**Goal of the exercise**
Will you give every entry again exactly as it stands?

**Provided data**
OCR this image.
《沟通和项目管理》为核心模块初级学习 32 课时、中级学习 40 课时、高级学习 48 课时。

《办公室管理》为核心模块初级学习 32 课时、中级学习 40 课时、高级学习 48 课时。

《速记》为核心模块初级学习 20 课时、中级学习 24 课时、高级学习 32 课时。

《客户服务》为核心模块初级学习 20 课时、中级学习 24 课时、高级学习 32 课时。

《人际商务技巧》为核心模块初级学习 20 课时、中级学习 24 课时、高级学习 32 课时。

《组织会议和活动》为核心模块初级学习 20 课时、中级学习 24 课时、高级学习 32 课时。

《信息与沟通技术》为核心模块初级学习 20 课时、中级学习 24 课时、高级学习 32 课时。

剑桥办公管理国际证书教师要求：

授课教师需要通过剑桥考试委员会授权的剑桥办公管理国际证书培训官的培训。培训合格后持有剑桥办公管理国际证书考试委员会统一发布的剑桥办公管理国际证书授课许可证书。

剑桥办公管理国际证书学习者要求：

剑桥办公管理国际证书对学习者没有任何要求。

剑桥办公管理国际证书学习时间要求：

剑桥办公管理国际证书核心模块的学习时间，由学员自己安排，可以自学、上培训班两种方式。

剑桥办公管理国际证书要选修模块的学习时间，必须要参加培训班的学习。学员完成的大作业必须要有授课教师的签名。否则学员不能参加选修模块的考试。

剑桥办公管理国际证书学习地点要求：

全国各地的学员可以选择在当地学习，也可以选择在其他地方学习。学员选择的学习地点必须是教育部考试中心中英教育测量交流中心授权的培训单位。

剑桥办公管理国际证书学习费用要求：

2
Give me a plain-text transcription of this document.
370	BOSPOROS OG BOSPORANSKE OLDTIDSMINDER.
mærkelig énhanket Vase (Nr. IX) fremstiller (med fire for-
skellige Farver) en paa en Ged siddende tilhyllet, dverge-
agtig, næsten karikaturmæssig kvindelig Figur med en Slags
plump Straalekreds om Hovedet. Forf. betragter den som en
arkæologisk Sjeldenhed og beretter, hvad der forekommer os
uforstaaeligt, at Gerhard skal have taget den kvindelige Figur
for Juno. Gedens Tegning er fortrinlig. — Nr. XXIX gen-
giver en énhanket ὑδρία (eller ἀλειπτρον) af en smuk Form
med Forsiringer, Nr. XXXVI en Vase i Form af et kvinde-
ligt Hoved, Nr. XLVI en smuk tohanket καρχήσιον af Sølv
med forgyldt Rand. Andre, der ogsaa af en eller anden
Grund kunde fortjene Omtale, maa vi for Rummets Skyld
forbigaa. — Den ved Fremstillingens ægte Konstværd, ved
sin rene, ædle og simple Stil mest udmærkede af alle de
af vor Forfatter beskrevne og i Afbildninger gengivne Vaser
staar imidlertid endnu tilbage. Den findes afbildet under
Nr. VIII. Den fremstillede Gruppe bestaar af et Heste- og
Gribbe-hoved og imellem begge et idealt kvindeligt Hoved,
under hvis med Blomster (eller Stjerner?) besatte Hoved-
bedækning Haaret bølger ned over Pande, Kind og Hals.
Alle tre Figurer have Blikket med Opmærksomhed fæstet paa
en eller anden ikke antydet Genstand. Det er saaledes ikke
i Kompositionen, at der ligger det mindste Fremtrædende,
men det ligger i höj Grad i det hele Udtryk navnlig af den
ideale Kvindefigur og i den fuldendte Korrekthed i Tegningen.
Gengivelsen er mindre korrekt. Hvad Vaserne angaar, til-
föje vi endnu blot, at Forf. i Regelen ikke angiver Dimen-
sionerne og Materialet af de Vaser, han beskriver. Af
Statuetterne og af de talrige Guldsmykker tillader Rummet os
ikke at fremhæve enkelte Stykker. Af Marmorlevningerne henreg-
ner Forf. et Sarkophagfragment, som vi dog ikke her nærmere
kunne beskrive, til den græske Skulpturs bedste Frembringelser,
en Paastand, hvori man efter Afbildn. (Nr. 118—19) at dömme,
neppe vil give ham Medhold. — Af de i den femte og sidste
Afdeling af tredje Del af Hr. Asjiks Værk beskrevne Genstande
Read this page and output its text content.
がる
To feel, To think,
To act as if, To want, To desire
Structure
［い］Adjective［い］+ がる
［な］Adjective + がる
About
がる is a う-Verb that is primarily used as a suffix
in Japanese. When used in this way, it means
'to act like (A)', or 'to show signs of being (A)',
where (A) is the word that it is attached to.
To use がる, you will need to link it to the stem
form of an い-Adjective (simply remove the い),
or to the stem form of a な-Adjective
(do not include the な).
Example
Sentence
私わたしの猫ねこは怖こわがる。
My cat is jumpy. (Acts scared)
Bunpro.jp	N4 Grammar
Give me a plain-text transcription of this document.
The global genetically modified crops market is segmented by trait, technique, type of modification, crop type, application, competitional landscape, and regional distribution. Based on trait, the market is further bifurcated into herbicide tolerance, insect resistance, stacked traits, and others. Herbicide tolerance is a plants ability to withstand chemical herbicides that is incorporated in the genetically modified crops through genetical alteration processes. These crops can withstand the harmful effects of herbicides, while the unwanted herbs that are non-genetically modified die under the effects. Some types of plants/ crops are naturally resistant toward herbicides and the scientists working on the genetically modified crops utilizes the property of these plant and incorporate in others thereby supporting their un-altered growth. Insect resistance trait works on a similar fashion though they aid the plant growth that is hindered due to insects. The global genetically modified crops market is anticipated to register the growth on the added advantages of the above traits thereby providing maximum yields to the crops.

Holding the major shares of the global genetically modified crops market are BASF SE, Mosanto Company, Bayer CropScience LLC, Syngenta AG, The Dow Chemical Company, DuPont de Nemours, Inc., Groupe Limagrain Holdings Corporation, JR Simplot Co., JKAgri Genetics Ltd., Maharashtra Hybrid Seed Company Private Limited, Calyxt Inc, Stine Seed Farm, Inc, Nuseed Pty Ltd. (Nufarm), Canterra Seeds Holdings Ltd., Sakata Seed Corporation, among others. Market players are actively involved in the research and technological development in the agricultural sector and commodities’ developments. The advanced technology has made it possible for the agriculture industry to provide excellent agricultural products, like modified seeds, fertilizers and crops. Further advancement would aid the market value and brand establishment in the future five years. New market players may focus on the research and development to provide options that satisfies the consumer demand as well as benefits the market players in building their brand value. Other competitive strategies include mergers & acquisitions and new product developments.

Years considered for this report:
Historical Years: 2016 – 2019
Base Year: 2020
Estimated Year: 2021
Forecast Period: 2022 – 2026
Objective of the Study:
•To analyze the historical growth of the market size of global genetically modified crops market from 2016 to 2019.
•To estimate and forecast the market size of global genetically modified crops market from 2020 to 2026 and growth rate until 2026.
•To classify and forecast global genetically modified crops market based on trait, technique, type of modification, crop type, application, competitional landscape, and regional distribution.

**Full response**
OCR this image.
《沟通和项目管理》为核心模块初级学习 32 课时、中级学习 40 课时、高级学习 48 课时。

《办公室管理》为核心模块初级学习 32 课时、中级学习 40 课时、高级学习 48 课时。

《速记》为核心模块初级学习 20 课时、中级学习 24 课时、高级学习 32 课时。

《客户服务》为核心模块初级学习 20 课时、中级学习 24 课时、高级学习 32 课时。

《人际商务技巧》为核心模块初级学习 20 课时、中级学习 24 课时、高级学习 32 课时。

《组织会议和活动》为核心模块初级学习 20 课时、中级学习 24 课时、高级学习 32 课时。

《信息与沟通技术》为核心模块初级学习 20 课时、中级学习 24 课时、高级学习 32 课时。

剑桥办公管理国际证书教师要求：

授课教师需要通过剑桥考试委员会授权的剑桥办公管理国际证书培训官的培训。培训合格后持有剑桥办公管理国际证书考试委员会统一发布的剑桥办公管理国际证书授课许可证书。

剑桥办公管理国际证书学习者要求：

剑桥办公管理国际证书对学习者没有任何要求。

剑桥办公管理国际证书学习时间要求：

剑桥办公管理国际证书核心模块的学习时间，由学员自己安排，可以自学、上培训班两种方式。

剑桥办公管理国际证书要选修模块的学习时间，必须要参加培训班的学习。学员完成的大作业必须要有授课教师的签名。否则学员不能参加选修模块的考试。

剑桥办公管理国际证书学习地点要求：

全国各地的学员可以选择在当地学习，也可以选择在其他地方学习。学员选择的学习地点必须是教育部考试中心中英教育测量交流中心授权的培训单位。

剑桥办公管理国际证书学习费用要求：

2
Give me a plain-text transcription of this document.
370	BOSPOROS OG BOSPORANSKE OLDTIDSMINDER.
mærkelig énhanket Vase (Nr. IX) fremstiller (med fire for-
skellige Farver) en paa en Ged siddende tilhyllet, dverge-
agtig, næsten karikaturmæssig kvindelig Figur med en Slags
plump Straalekreds om Hovedet. Forf. betragter den som en
arkæologisk Sjeldenhed og beretter, hvad der forekommer os
uforstaaeligt, at Gerhard skal have taget den kvindelige Figur
for Juno. Gedens Tegning er fortrinlig. — Nr. XXIX gen-
giver en énhanket ὑδρία (eller ἀλειπτρον) af en smuk Form
med Forsiringer, Nr. XXXVI en Vase i Form af et kvinde-
ligt Hoved, Nr. XLVI en smuk tohanket καρχήσιον af Sølv
med forgyldt Rand. Andre, der ogsaa af en eller anden
Grund kunde fortjene Omtale, maa vi for Rummets Skyld
forbigaa. — Den ved Fremstillingens ægte Konstværd, ved
sin rene, ædle og simple Stil mest udmærkede af alle de
af vor Forfatter beskrevne og i Afbildninger gengivne Vaser
staar imidlertid endnu tilbage. Den findes afbildet under
Nr. VIII. Den fremstillede Gruppe bestaar af et Heste- og
Gribbe-hoved og imellem begge et idealt kvindeligt Hoved,
under hvis med Blomster (eller Stjerner?) besatte Hoved-
bedækning Haaret bølger ned over Pande, Kind og Hals.
Alle tre Figurer have Blikket med Opmærksomhed fæstet paa
en eller anden ikke antydet Genstand. Det er saaledes ikke
i Kompositionen, at der ligger det mindste Fremtrædende,
men det ligger i höj Grad i det hele Udtryk navnlig af den
ideale Kvindefigur og i den fuldendte Korrekthed i Tegningen.
Gengivelsen er mindre korrekt. Hvad Vaserne angaar, til-
föje vi endnu blot, at Forf. i Regelen ikke angiver Dimen-
sionerne og Materialet af de Vaser, han beskriver. Af
Statuetterne og af de talrige Guldsmykker tillader Rummet os
ikke at fremhæve enkelte Stykker. Af Marmorlevningerne henreg-
ner Forf. et Sarkophagfragment, som vi dog ikke her nærmere
kunne beskrive, til den græske Skulpturs bedste Frembringelser,
en Paastand, hvori man efter Afbildn. (Nr. 118—19) at dömme,
neppe vil give ham Medhold. — Af de i den femte og sidste
Afdeling af tredje Del af Hr. Asjiks Værk beskrevne Genstande
Read this page and output its text content.
がる
To feel, To think,
To act as if, To want, To desire
Structure
［い］Adjective［い］+ がる
［な］Adjective + がる
About
がる is a う-Verb that is primarily used as a suffix
in Japanese. When used in this way, it means
'to act like (A)', or 'to show signs of being (A)',
where (A) is the word that it is attached to.
To use がる, you will need to link it to the stem
form of an い-Adjective (simply remove the い),
or to the stem form of a な-Adjective
(do not include the な).
Example
Sentence
私わたしの猫ねこは怖こわがる。
My cat is jumpy. (Acts scared)
Bunpro.jp	N4 Grammar
Give me a plain-text transcription of this document.
The global genetically modified crops market is segmented by trait, technique, type of modification, crop type, application, competitional landscape, and regional distribution. Based on trait, the market is further bifurcated into herbicide tolerance, insect resistance, stacked traits, and others. Herbicide tolerance is a plants ability to withstand chemical herbicides that is incorporated in the genetically modified crops through genetical alteration processes. These crops can withstand the harmful effects of herbicides, while the unwanted herbs that are non-genetically modified die under the effects. Some types of plants/ crops are naturally resistant toward herbicides and the scientists working on the genetically modified crops utilizes the property of these plant and incorporate in others thereby supporting their un-altered growth. Insect resistance trait works on a similar fashion though they aid the plant growth that is hindered due to insects. The global genetically modified crops market is anticipated to register the growth on the added advantages of the above traits thereby providing maximum yields to the crops.

Holding the major shares of the global genetically modified crops market are BASF SE, Mosanto Company, Bayer CropScience LLC, Syngenta AG, The Dow Chemical Company, DuPont de Nemours, Inc., Groupe Limagrain Holdings Corporation, JR Simplot Co., JKAgri Genetics Ltd., Maharashtra Hybrid Seed Company Private Limited, Calyxt Inc, Stine Seed Farm, Inc, Nuseed Pty Ltd. (Nufarm), Canterra Seeds Holdings Ltd., Sakata Seed Corporation, among others. Market players are actively involved in the research and technological development in the agricultural sector and commodities’ developments. The advanced technology has made it possible for the agriculture industry to provide excellent agricultural products, like modified seeds, fertilizers and crops. Further advancement would aid the market value and brand establishment in the future five years. New market players may focus on the research and development to provide options that satisfies the consumer demand as well as benefits the market players in building their brand value. Other competitive strategies include mergers & acquisitions and new product developments.

Years considered for this report:
Historical Years: 2016 – 2019
Base Year: 2020
Estimated Year: 2021
Forecast Period: 2022 – 2026
Objective of the Study:
•To analyze the historical growth of the market size of global genetically modified crops market from 2016 to 2019.
•To estimate and forecast the market size of global genetically modified crops market from 2020 to 2026 and growth rate until 2026.
•To classify and forecast global genetically modified crops market based on trait, technique, type of modification, crop type, application, competitional landscape, and regional distribution.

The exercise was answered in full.